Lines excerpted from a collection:
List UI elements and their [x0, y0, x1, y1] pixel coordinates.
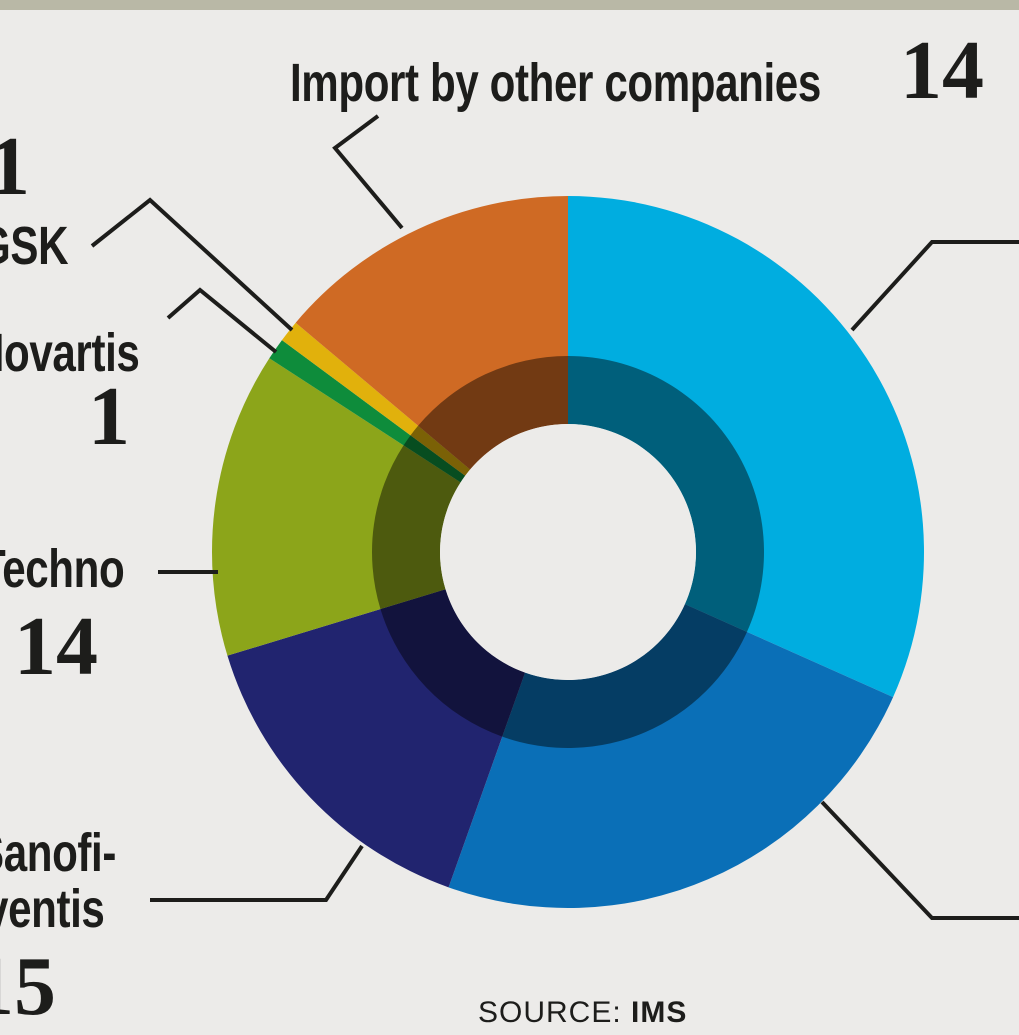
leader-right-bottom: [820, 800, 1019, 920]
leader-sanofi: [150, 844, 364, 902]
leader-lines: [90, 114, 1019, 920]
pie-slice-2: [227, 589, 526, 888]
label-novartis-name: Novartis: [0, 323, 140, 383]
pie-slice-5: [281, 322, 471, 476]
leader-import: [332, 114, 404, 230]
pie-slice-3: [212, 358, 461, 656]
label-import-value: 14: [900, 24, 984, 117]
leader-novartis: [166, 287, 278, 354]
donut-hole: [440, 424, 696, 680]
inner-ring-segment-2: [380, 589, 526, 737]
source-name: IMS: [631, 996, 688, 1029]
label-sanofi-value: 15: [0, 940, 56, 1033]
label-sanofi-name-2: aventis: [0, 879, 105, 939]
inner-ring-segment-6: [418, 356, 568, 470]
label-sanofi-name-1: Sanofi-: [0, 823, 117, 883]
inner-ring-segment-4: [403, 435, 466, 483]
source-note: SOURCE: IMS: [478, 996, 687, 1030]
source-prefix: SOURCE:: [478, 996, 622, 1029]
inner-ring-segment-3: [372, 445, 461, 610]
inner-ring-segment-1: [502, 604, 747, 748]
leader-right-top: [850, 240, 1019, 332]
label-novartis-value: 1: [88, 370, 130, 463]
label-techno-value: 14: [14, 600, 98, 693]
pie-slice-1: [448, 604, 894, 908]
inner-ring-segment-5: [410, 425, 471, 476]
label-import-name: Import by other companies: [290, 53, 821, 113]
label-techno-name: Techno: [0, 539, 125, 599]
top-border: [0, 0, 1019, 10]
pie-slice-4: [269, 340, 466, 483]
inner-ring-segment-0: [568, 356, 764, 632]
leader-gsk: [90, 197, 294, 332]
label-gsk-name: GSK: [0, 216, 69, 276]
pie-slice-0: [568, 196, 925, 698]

What the exercise asks: Reproduce the lines starting at the one containing "leader-right-bottom: [820, 800, 1019, 920]" and ending at the one containing "leader-right-top: [850, 240, 1019, 332]", including both.

Final result:
leader-right-bottom: [820, 800, 1019, 920]
leader-sanofi: [150, 844, 364, 902]
leader-lines: [90, 114, 1019, 920]
pie-slice-2: [227, 589, 526, 888]
label-novartis-name: Novartis: [0, 323, 140, 383]
pie-slice-5: [281, 322, 471, 476]
leader-import: [332, 114, 404, 230]
pie-slice-3: [212, 358, 461, 656]
label-import-value: 14: [900, 24, 984, 117]
leader-novartis: [166, 287, 278, 354]
donut-hole: [440, 424, 696, 680]
inner-ring-segment-2: [380, 589, 526, 737]
source-name: IMS: [631, 996, 688, 1029]
label-sanofi-value: 15: [0, 940, 56, 1033]
label-sanofi-name-2: aventis: [0, 879, 105, 939]
inner-ring-segment-6: [418, 356, 568, 470]
label-sanofi-name-1: Sanofi-: [0, 823, 117, 883]
inner-ring-segment-4: [403, 435, 466, 483]
source-note: SOURCE: IMS: [478, 996, 687, 1030]
source-prefix: SOURCE:: [478, 996, 622, 1029]
inner-ring-segment-3: [372, 445, 461, 610]
inner-ring-segment-1: [502, 604, 747, 748]
leader-right-top: [850, 240, 1019, 332]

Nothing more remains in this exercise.